Where a line contains the word "JSON", copy that line in full.

__________________________________________________

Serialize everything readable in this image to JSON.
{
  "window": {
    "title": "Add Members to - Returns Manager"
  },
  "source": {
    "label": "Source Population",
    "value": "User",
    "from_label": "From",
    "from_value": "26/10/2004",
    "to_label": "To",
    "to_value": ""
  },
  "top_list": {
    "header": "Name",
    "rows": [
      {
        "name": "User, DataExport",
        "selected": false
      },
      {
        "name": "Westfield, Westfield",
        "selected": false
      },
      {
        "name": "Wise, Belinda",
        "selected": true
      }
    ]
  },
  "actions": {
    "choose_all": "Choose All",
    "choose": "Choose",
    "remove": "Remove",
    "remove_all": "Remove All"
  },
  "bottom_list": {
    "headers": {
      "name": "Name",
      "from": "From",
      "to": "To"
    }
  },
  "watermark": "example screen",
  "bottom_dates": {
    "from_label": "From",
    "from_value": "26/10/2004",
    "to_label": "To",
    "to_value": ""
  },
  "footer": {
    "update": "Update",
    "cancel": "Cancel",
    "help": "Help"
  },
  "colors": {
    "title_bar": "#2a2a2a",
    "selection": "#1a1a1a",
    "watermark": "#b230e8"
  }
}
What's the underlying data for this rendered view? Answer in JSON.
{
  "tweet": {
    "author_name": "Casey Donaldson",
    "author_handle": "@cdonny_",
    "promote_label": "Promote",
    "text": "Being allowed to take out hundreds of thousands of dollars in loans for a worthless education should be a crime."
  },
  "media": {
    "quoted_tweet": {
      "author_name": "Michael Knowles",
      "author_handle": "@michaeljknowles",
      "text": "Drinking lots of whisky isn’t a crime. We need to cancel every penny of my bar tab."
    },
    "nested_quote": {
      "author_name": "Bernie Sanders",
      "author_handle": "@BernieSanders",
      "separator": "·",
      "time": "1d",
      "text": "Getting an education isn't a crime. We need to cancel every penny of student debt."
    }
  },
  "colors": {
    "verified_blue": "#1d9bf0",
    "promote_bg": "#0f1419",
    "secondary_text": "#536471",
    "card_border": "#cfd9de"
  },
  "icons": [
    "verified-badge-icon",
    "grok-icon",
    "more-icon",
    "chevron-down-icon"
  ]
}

__________________________________________________

> [ANSWER TO THE TASK]
Serialize everything readable in this image to JSON.
What's the underlying data for this rendered view? Answer in JSON.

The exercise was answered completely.